[Material for this task — start]
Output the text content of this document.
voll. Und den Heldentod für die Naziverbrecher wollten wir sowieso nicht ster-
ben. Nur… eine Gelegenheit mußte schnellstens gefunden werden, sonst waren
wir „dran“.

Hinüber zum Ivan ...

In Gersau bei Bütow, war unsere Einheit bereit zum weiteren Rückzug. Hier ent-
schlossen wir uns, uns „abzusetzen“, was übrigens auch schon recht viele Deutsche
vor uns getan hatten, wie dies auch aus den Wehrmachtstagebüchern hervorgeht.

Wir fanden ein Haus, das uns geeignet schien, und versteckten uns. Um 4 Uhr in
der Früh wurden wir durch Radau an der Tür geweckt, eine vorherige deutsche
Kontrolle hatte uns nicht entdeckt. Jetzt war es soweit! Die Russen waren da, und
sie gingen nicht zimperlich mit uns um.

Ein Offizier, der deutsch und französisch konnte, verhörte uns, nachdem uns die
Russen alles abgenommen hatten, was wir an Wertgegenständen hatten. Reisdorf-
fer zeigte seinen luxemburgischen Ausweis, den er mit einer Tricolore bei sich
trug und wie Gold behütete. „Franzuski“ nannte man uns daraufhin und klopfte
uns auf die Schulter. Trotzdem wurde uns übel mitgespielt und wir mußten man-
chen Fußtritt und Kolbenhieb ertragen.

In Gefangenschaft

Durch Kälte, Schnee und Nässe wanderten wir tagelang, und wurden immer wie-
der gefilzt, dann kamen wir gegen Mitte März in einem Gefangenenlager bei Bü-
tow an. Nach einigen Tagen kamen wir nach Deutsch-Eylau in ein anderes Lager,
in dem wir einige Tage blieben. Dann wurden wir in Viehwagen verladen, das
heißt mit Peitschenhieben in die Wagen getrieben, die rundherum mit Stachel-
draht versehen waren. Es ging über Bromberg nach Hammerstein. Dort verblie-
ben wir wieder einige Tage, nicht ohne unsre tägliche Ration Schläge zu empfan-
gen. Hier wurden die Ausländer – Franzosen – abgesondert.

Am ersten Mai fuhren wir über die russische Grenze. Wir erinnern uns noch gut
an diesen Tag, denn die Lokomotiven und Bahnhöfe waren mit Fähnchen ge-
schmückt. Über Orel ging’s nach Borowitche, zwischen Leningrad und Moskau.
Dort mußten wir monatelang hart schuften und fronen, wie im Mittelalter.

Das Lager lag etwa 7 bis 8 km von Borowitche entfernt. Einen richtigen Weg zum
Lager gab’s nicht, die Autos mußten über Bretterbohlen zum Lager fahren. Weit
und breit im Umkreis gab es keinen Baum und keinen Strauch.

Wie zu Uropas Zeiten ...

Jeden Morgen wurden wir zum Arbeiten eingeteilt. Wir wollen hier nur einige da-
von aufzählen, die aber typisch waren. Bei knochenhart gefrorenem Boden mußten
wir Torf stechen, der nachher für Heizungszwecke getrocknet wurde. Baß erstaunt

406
[Material for this task — finish]
# [Task description]
The expected response is the full set of records, reproduced exactly.

# [Task output]
Output the text content of this document.
voll. Und den Heldentod für die Naziverbrecher wollten wir sowieso nicht ster-
ben. Nur… eine Gelegenheit mußte schnellstens gefunden werden, sonst waren
wir „dran“.

Hinüber zum Ivan ...

In Gersau bei Bütow, war unsere Einheit bereit zum weiteren Rückzug. Hier ent-
schlossen wir uns, uns „abzusetzen“, was übrigens auch schon recht viele Deutsche
vor uns getan hatten, wie dies auch aus den Wehrmachtstagebüchern hervorgeht.

Wir fanden ein Haus, das uns geeignet schien, und versteckten uns. Um 4 Uhr in
der Früh wurden wir durch Radau an der Tür geweckt, eine vorherige deutsche
Kontrolle hatte uns nicht entdeckt. Jetzt war es soweit! Die Russen waren da, und
sie gingen nicht zimperlich mit uns um.

Ein Offizier, der deutsch und französisch konnte, verhörte uns, nachdem uns die
Russen alles abgenommen hatten, was wir an Wertgegenständen hatten. Reisdorf-
fer zeigte seinen luxemburgischen Ausweis, den er mit einer Tricolore bei sich
trug und wie Gold behütete. „Franzuski“ nannte man uns daraufhin und klopfte
uns auf die Schulter. Trotzdem wurde uns übel mitgespielt und wir mußten man-
chen Fußtritt und Kolbenhieb ertragen.

In Gefangenschaft

Durch Kälte, Schnee und Nässe wanderten wir tagelang, und wurden immer wie-
der gefilzt, dann kamen wir gegen Mitte März in einem Gefangenenlager bei Bü-
tow an. Nach einigen Tagen kamen wir nach Deutsch-Eylau in ein anderes Lager,
in dem wir einige Tage blieben. Dann wurden wir in Viehwagen verladen, das
heißt mit Peitschenhieben in die Wagen getrieben, die rundherum mit Stachel-
draht versehen waren. Es ging über Bromberg nach Hammerstein. Dort verblie-
ben wir wieder einige Tage, nicht ohne unsre tägliche Ration Schläge zu empfan-
gen. Hier wurden die Ausländer – Franzosen – abgesondert.

Am ersten Mai fuhren wir über die russische Grenze. Wir erinnern uns noch gut
an diesen Tag, denn die Lokomotiven und Bahnhöfe waren mit Fähnchen ge-
schmückt. Über Orel ging’s nach Borowitche, zwischen Leningrad und Moskau.
Dort mußten wir monatelang hart schuften und fronen, wie im Mittelalter.

Das Lager lag etwa 7 bis 8 km von Borowitche entfernt. Einen richtigen Weg zum
Lager gab’s nicht, die Autos mußten über Bretterbohlen zum Lager fahren. Weit
und breit im Umkreis gab es keinen Baum und keinen Strauch.

Wie zu Uropas Zeiten ...

Jeden Morgen wurden wir zum Arbeiten eingeteilt. Wir wollen hier nur einige da-
von aufzählen, die aber typisch waren. Bei knochenhart gefrorenem Boden mußten
wir Torf stechen, der nachher für Heizungszwecke getrocknet wurde. Baß erstaunt

406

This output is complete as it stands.